==== Records to process

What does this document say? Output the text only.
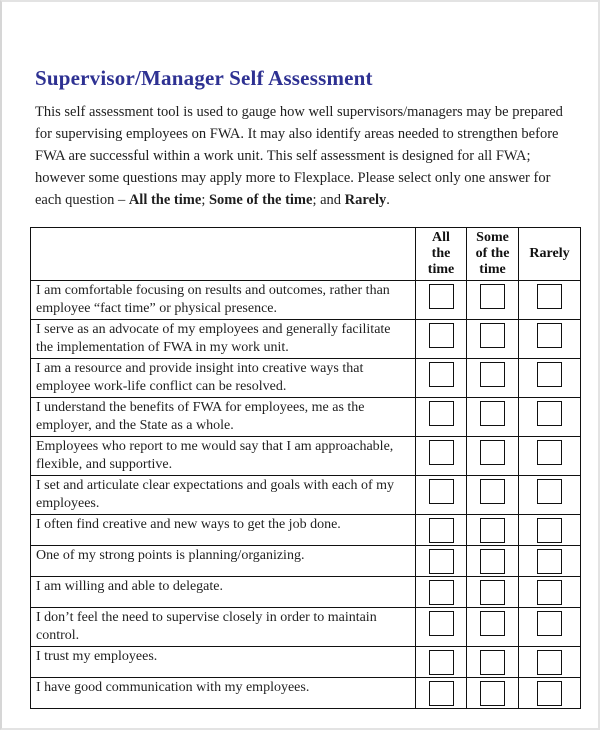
Supervisor/Manager Self Assessment

This self assessment tool is used to gauge how well supervisors/managers may be prepared for supervising employees on FWA. It may also identify areas needed to strengthen before FWA are successful within a work unit. This self assessment is designed for all FWA; however some questions may apply more to Flexplace. Please select only one answer for each question – All the time; Some of the time; and Rarely.

	All
the
time	Some
of the
time	Rarely
I am comfortable focusing on results and outcomes, rather than employee “fact time” or physical presence.	

I serve as an advocate of my employees and generally facilitate the implementation of FWA in my work unit.	

I am a resource and provide insight into creative ways that employee work-life conflict can be resolved.	

I understand the benefits of FWA for employees, me as the employer, and the State as a whole.	

Employees who report to me would say that I am approachable, flexible, and supportive.	

I set and articulate clear expectations and goals with each of my employees.	

I often find creative and new ways to get the job done.	

One of my strong points is planning/organizing.	

I am willing and able to delegate.	

I don’t feel the need to supervise closely in order to maintain control.	

I trust my employees.	

I have good communication with my employees.	
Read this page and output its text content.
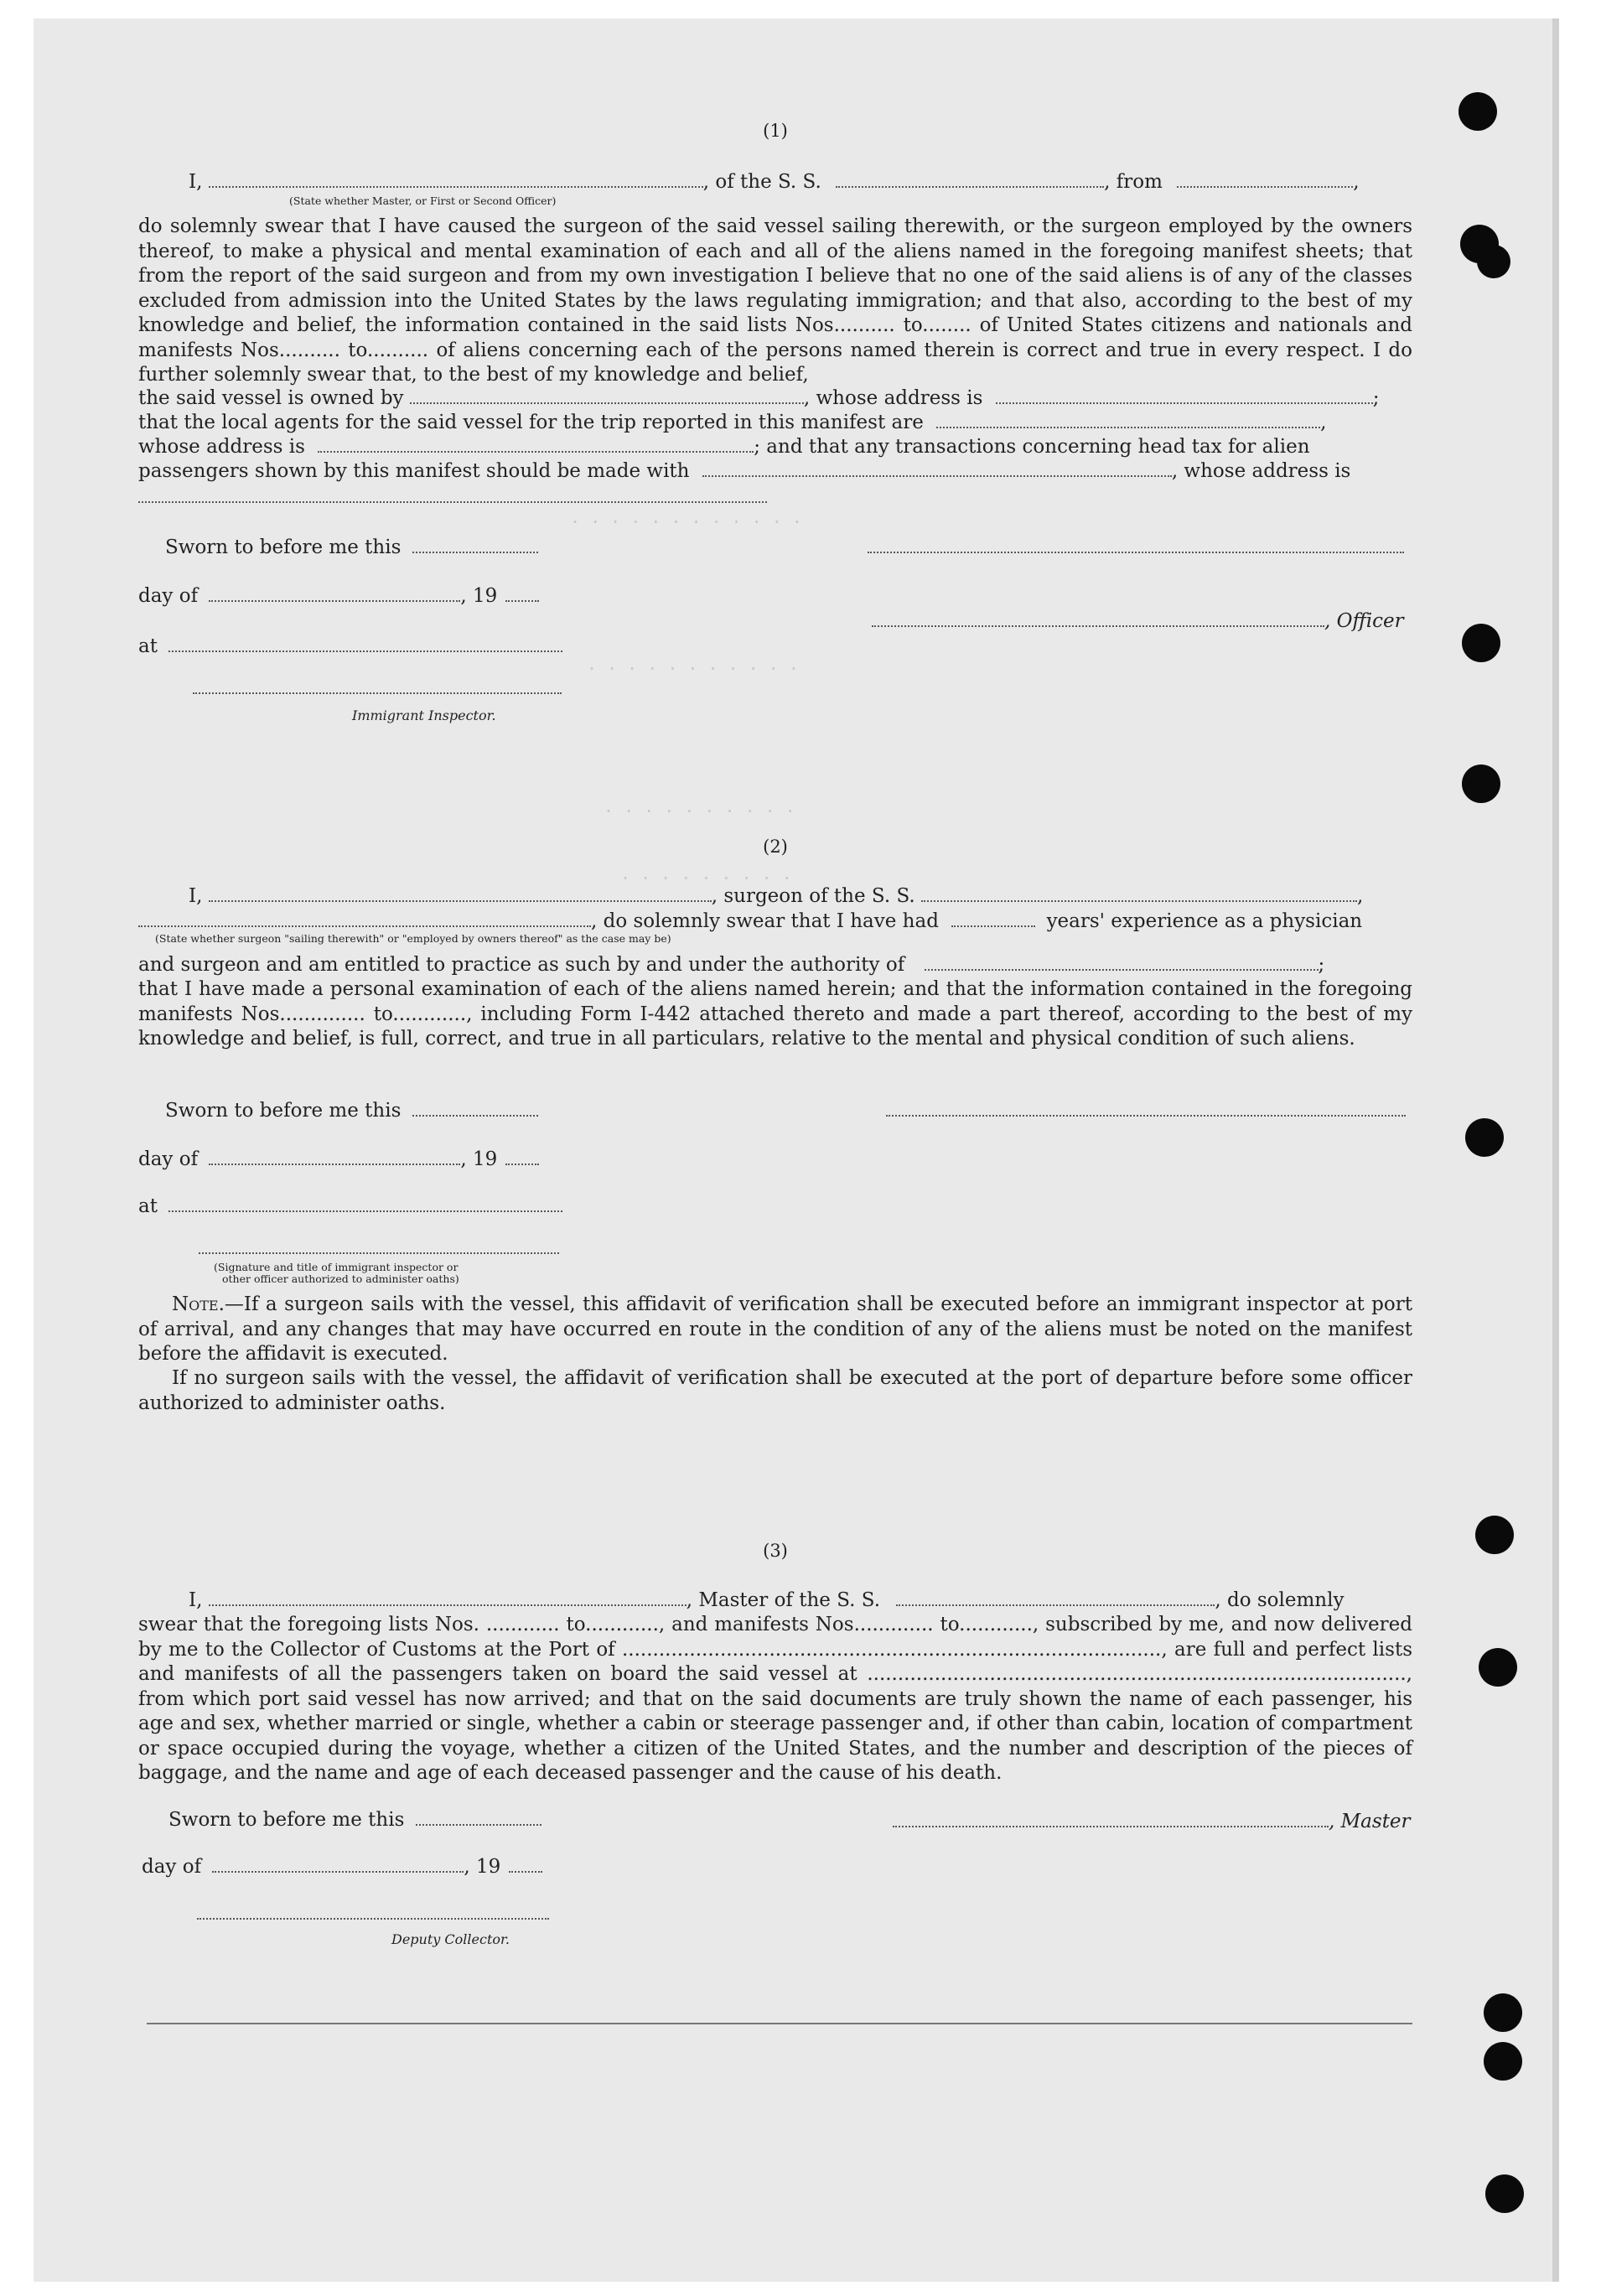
. . . . . . . . . . . .
. . . . . . . . . . .
. . . . . . . . . .
. . . . . . . . .
(1)
I,	, of the S. S.	, from	,
(State whether Master, or First or Second Officer)
do solemnly swear that I have caused the surgeon of the said vessel sailing therewith, or the surgeon employed by the owners thereof, to make a physical and mental examination of each and all of the aliens named in the foregoing manifest sheets; that from the report of the said surgeon and from my own investigation I believe that no one of the said aliens is of any of the classes excluded from admission into the United States by the laws regulating immigration; and that also, according to the best of my knowledge and belief, the information contained in the said lists Nos.......... to........ of United States citizens and nationals and manifests Nos.......... to.......... of aliens concerning each of the persons named therein is correct and true in every respect. I do further solemnly swear that, to the best of my knowledge and belief,
the said vessel is owned by	, whose address is	;
that the local agents for the said vessel for the trip reported in this manifest are	,
whose address is	; and that any transactions concerning head tax for alien
passengers shown by this manifest should be made with	, whose address is
Sworn to before me this
day of	, 19
, Officer
at
Immigrant Inspector.
(2)
I,	, surgeon of the S. S.	,
, do solemnly swear that I have had	years' experience as a physician
(State whether surgeon "sailing therewith" or "employed by owners thereof" as the case may be)
and surgeon and am entitled to practice as such by and under the authority of	;
that I have made a personal examination of each of the aliens named herein; and that the information contained in the foregoing manifests Nos.............. to............, including Form I-442 attached thereto and made a part thereof, according to the best of my knowledge and belief, is full, correct, and true in all particulars, relative to the mental and physical condition of such aliens.
Sworn to before me this
day of	, 19
at
(Signature and title of immigrant inspector or
other officer authorized to administer oaths)
Note.—If a surgeon sails with the vessel, this affidavit of verification shall be executed before an immigrant inspector at port of arrival, and any changes that may have occurred en route in the condition of any of the aliens must be noted on the manifest before the affidavit is executed.
If no surgeon sails with the vessel, the affidavit of verification shall be executed at the port of departure before some officer authorized to administer oaths.
(3)
I,	, Master of the S. S.	, do solemnly
swear that the foregoing lists Nos. ............ to............, and manifests Nos............. to............, subscribed by me, and now delivered by me to the Collector of Customs at the Port of ........................................................................................, are full and perfect lists and manifests of all the passengers taken on board the said vessel at ........................................................................................, from which port said vessel has now arrived; and that on the said documents are truly shown the name of each passenger, his age and sex, whether married or single, whether a cabin or steerage passenger and, if other than cabin, location of compartment or space occupied during the voyage, whether a citizen of the United States, and the number and description of the pieces of baggage, and the name and age of each deceased passenger and the cause of his death.
Sworn to before me this	, Master
day of	, 19
Deputy Collector.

========

== What is being asked ==
Search the data for "sailing" and list every line in which it occurs.

== Response ==
do solemnly swear that I have caused the surgeon of the said vessel sailing therewith, or the surgeon employed by the owners thereof, to make a physical and mental examination of each and all of the aliens named in the foregoing manifest sheets; that from the report of the said surgeon and from my own investigation I believe that no one of the said aliens is of any of the classes excluded from admission into the United States by the laws regulating immigration; and that also, according to the best of my knowledge and belief, the information contained in the said lists Nos.......... to........ of United States citizens and nationals and manifests Nos.......... to.......... of aliens concerning each of the persons named therein is correct and true in every respect. I do further solemnly swear that, to the best of my knowledge and belief,
(State whether surgeon "sailing therewith" or "employed by owners thereof" as the case may be)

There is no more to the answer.